§ WORK TO COMPLETE
Write out the full set of records below exactly.

* start *

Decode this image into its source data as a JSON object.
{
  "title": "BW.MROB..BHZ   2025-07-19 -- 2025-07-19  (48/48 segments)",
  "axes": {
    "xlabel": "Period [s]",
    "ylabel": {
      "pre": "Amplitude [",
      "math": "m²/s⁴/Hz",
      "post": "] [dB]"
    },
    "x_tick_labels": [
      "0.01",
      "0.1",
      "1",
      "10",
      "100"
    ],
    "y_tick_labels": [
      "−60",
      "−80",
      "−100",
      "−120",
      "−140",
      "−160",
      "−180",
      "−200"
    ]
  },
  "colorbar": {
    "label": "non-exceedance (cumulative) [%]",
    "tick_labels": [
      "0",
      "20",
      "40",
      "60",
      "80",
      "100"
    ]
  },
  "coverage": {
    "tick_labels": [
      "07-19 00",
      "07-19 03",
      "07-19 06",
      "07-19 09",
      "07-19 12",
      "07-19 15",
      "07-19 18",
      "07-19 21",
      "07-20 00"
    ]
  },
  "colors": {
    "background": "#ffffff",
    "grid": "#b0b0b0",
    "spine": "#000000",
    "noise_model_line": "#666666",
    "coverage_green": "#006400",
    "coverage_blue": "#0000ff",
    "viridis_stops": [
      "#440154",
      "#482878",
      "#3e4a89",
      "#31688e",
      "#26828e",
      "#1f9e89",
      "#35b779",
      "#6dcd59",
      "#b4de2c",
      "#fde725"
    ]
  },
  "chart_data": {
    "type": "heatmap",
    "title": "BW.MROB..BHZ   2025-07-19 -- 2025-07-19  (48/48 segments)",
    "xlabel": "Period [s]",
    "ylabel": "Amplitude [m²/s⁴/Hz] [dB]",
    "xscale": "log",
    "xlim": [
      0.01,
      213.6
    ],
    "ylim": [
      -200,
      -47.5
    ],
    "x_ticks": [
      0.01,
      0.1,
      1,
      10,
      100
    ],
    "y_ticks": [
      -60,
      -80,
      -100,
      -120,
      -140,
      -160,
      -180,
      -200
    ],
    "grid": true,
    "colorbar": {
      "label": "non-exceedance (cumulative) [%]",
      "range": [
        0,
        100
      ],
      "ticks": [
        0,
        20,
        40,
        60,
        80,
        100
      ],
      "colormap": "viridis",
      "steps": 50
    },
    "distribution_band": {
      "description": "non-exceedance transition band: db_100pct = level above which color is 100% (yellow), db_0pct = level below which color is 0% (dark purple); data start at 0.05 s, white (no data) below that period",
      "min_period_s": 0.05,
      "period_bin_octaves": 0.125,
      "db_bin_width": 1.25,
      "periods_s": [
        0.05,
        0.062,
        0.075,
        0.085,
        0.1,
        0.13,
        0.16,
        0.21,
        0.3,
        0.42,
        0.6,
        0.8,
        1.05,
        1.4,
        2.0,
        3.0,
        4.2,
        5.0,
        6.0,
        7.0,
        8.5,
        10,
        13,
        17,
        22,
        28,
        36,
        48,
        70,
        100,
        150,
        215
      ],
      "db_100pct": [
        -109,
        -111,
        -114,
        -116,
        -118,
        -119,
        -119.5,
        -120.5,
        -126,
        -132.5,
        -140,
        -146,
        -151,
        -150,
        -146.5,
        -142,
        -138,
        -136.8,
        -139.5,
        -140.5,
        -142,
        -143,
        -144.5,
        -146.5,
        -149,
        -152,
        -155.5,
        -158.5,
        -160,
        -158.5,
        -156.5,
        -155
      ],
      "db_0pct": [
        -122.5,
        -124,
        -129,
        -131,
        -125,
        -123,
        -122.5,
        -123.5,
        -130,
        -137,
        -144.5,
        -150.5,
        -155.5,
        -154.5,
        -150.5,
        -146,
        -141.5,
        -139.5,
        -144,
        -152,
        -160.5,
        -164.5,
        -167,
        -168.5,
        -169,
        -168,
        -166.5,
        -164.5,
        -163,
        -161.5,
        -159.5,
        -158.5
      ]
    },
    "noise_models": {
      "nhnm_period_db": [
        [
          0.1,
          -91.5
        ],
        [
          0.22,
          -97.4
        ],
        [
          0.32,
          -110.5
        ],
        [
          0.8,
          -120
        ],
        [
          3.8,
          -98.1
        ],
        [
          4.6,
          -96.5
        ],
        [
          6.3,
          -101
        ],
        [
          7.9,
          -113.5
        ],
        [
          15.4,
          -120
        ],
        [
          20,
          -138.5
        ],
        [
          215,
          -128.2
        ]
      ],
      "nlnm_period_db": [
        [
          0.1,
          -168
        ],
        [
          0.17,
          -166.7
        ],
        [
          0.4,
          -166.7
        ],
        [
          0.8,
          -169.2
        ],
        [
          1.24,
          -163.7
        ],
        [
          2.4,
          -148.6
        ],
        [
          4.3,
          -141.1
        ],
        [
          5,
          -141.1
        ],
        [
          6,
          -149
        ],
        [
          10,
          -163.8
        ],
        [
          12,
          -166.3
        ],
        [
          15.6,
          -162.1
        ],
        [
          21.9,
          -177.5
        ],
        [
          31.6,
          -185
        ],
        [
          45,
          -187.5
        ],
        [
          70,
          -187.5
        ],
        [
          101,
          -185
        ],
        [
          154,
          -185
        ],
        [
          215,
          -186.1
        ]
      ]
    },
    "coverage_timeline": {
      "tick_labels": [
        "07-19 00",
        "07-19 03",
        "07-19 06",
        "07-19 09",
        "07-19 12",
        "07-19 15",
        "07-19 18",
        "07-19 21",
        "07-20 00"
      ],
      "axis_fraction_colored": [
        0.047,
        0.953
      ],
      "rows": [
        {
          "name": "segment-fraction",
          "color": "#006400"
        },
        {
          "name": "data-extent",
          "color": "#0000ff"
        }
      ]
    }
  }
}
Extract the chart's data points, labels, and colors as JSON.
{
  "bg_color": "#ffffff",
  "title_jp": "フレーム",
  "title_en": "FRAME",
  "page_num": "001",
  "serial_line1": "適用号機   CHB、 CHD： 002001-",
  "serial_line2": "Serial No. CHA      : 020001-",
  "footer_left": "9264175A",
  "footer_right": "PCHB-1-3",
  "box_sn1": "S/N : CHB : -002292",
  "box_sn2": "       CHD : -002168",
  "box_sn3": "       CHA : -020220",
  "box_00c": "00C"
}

* end *

§ WORKED ANSWER
Decode this image into its source data as a JSON object.
{
  "title": "BW.MROB..BHZ   2025-07-19 -- 2025-07-19  (48/48 segments)",
  "axes": {
    "xlabel": "Period [s]",
    "ylabel": {
      "pre": "Amplitude [",
      "math": "m²/s⁴/Hz",
      "post": "] [dB]"
    },
    "x_tick_labels": [
      "0.01",
      "0.1",
      "1",
      "10",
      "100"
    ],
    "y_tick_labels": [
      "−60",
      "−80",
      "−100",
      "−120",
      "−140",
      "−160",
      "−180",
      "−200"
    ]
  },
  "colorbar": {
    "label": "non-exceedance (cumulative) [%]",
    "tick_labels": [
      "0",
      "20",
      "40",
      "60",
      "80",
      "100"
    ]
  },
  "coverage": {
    "tick_labels": [
      "07-19 00",
      "07-19 03",
      "07-19 06",
      "07-19 09",
      "07-19 12",
      "07-19 15",
      "07-19 18",
      "07-19 21",
      "07-20 00"
    ]
  },
  "colors": {
    "background": "#ffffff",
    "grid": "#b0b0b0",
    "spine": "#000000",
    "noise_model_line": "#666666",
    "coverage_green": "#006400",
    "coverage_blue": "#0000ff",
    "viridis_stops": [
      "#440154",
      "#482878",
      "#3e4a89",
      "#31688e",
      "#26828e",
      "#1f9e89",
      "#35b779",
      "#6dcd59",
      "#b4de2c",
      "#fde725"
    ]
  },
  "chart_data": {
    "type": "heatmap",
    "title": "BW.MROB..BHZ   2025-07-19 -- 2025-07-19  (48/48 segments)",
    "xlabel": "Period [s]",
    "ylabel": "Amplitude [m²/s⁴/Hz] [dB]",
    "xscale": "log",
    "xlim": [
      0.01,
      213.6
    ],
    "ylim": [
      -200,
      -47.5
    ],
    "x_ticks": [
      0.01,
      0.1,
      1,
      10,
      100
    ],
    "y_ticks": [
      -60,
      -80,
      -100,
      -120,
      -140,
      -160,
      -180,
      -200
    ],
    "grid": true,
    "colorbar": {
      "label": "non-exceedance (cumulative) [%]",
      "range": [
        0,
        100
      ],
      "ticks": [
        0,
        20,
        40,
        60,
        80,
        100
      ],
      "colormap": "viridis",
      "steps": 50
    },
    "distribution_band": {
      "description": "non-exceedance transition band: db_100pct = level above which color is 100% (yellow), db_0pct = level below which color is 0% (dark purple); data start at 0.05 s, white (no data) below that period",
      "min_period_s": 0.05,
      "period_bin_octaves": 0.125,
      "db_bin_width": 1.25,
      "periods_s": [
        0.05,
        0.062,
        0.075,
        0.085,
        0.1,
        0.13,
        0.16,
        0.21,
        0.3,
        0.42,
        0.6,
        0.8,
        1.05,
        1.4,
        2.0,
        3.0,
        4.2,
        5.0,
        6.0,
        7.0,
        8.5,
        10,
        13,
        17,
        22,
        28,
        36,
        48,
        70,
        100,
        150,
        215
      ],
      "db_100pct": [
        -109,
        -111,
        -114,
        -116,
        -118,
        -119,
        -119.5,
        -120.5,
        -126,
        -132.5,
        -140,
        -146,
        -151,
        -150,
        -146.5,
        -142,
        -138,
        -136.8,
        -139.5,
        -140.5,
        -142,
        -143,
        -144.5,
        -146.5,
        -149,
        -152,
        -155.5,
        -158.5,
        -160,
        -158.5,
        -156.5,
        -155
      ],
      "db_0pct": [
        -122.5,
        -124,
        -129,
        -131,
        -125,
        -123,
        -122.5,
        -123.5,
        -130,
        -137,
        -144.5,
        -150.5,
        -155.5,
        -154.5,
        -150.5,
        -146,
        -141.5,
        -139.5,
        -144,
        -152,
        -160.5,
        -164.5,
        -167,
        -168.5,
        -169,
        -168,
        -166.5,
        -164.5,
        -163,
        -161.5,
        -159.5,
        -158.5
      ]
    },
    "noise_models": {
      "nhnm_period_db": [
        [
          0.1,
          -91.5
        ],
        [
          0.22,
          -97.4
        ],
        [
          0.32,
          -110.5
        ],
        [
          0.8,
          -120
        ],
        [
          3.8,
          -98.1
        ],
        [
          4.6,
          -96.5
        ],
        [
          6.3,
          -101
        ],
        [
          7.9,
          -113.5
        ],
        [
          15.4,
          -120
        ],
        [
          20,
          -138.5
        ],
        [
          215,
          -128.2
        ]
      ],
      "nlnm_period_db": [
        [
          0.1,
          -168
        ],
        [
          0.17,
          -166.7
        ],
        [
          0.4,
          -166.7
        ],
        [
          0.8,
          -169.2
        ],
        [
          1.24,
          -163.7
        ],
        [
          2.4,
          -148.6
        ],
        [
          4.3,
          -141.1
        ],
        [
          5,
          -141.1
        ],
        [
          6,
          -149
        ],
        [
          10,
          -163.8
        ],
        [
          12,
          -166.3
        ],
        [
          15.6,
          -162.1
        ],
        [
          21.9,
          -177.5
        ],
        [
          31.6,
          -185
        ],
        [
          45,
          -187.5
        ],
        [
          70,
          -187.5
        ],
        [
          101,
          -185
        ],
        [
          154,
          -185
        ],
        [
          215,
          -186.1
        ]
      ]
    },
    "coverage_timeline": {
      "tick_labels": [
        "07-19 00",
        "07-19 03",
        "07-19 06",
        "07-19 09",
        "07-19 12",
        "07-19 15",
        "07-19 18",
        "07-19 21",
        "07-20 00"
      ],
      "axis_fraction_colored": [
        0.047,
        0.953
      ],
      "rows": [
        {
          "name": "segment-fraction",
          "color": "#006400"
        },
        {
          "name": "data-extent",
          "color": "#0000ff"
        }
      ]
    }
  }
}
Extract the chart's data points, labels, and colors as JSON.
{
  "bg_color": "#ffffff",
  "title_jp": "フレーム",
  "title_en": "FRAME",
  "page_num": "001",
  "serial_line1": "適用号機   CHB、 CHD： 002001-",
  "serial_line2": "Serial No. CHA      : 020001-",
  "footer_left": "9264175A",
  "footer_right": "PCHB-1-3",
  "box_sn1": "S/N : CHB : -002292",
  "box_sn2": "       CHD : -002168",
  "box_sn3": "       CHA : -020220",
  "box_00c": "00C"
}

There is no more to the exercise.